STATED PROBLEM:
Go through the entries below and collect each line with the string "xlabel" in it.

(Rows from a dataset)
## START
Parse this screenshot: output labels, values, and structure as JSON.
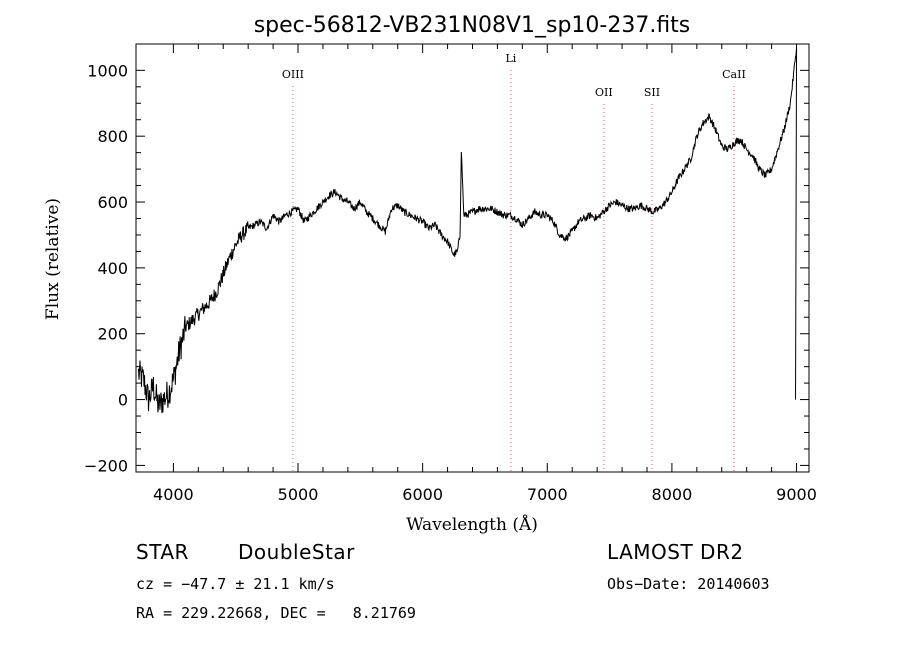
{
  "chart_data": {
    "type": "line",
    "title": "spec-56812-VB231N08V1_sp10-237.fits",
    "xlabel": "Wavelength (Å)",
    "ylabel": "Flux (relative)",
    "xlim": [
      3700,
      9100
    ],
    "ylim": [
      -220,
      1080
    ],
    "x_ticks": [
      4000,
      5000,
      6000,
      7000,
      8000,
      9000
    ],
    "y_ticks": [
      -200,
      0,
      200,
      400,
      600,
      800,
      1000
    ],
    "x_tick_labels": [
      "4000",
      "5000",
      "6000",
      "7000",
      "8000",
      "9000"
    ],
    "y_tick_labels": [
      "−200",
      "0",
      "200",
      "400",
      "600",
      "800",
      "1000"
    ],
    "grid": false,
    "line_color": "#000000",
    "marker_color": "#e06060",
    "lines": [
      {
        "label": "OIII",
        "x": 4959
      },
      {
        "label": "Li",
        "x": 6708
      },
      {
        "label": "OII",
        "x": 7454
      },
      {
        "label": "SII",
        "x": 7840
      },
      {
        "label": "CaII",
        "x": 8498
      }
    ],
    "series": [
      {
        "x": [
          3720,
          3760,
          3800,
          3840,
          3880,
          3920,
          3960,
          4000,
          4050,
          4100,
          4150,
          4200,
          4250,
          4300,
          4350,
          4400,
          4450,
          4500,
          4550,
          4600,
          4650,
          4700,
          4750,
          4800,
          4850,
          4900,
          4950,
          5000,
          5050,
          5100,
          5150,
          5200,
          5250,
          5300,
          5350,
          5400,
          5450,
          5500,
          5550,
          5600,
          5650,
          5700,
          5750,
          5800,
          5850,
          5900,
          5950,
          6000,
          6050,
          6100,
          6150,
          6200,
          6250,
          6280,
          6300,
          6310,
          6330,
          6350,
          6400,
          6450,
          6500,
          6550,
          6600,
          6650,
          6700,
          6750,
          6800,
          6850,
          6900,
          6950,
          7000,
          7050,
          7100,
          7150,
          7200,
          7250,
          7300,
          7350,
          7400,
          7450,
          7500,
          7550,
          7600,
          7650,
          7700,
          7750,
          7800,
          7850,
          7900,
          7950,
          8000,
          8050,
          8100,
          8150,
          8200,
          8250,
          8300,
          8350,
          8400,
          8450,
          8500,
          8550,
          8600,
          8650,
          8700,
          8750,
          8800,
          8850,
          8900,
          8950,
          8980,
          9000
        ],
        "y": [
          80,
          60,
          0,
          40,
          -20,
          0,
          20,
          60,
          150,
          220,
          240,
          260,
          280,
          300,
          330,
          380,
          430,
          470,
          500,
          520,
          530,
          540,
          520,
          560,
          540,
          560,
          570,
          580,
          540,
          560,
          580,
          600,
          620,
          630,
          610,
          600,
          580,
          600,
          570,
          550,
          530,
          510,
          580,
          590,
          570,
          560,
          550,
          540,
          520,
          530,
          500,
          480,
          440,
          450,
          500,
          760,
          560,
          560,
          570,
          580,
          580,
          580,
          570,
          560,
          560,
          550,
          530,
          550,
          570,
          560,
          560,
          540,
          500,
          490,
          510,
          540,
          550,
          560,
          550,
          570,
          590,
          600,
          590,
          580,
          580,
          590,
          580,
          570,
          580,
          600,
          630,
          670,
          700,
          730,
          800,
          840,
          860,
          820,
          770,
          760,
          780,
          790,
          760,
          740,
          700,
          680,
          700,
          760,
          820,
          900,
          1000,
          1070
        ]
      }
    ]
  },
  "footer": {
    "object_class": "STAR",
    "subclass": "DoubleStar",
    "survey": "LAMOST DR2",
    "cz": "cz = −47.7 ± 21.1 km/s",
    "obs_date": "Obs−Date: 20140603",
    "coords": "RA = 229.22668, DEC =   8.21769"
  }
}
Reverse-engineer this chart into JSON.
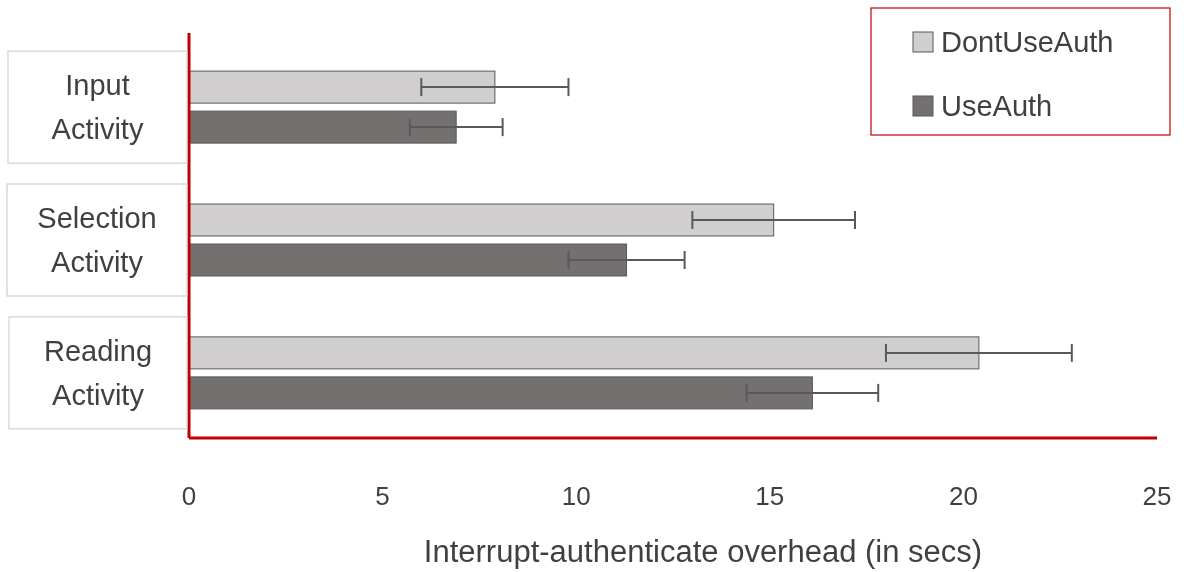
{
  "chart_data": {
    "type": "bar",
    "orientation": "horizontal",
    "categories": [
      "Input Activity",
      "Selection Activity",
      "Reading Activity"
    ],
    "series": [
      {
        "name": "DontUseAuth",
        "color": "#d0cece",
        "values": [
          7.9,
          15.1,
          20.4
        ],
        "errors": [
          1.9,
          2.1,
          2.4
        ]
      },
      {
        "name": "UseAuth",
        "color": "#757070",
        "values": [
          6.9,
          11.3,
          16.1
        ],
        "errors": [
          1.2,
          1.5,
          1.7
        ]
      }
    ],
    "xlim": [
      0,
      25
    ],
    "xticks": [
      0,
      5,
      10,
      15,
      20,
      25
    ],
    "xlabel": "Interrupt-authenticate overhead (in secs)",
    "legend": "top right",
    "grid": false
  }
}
## END
ANSWER FOR THIS EXERCISE:
    "xlabel": "Wavelength (Å)",
    "xlabel": "Interrupt-authenticate overhead (in secs)",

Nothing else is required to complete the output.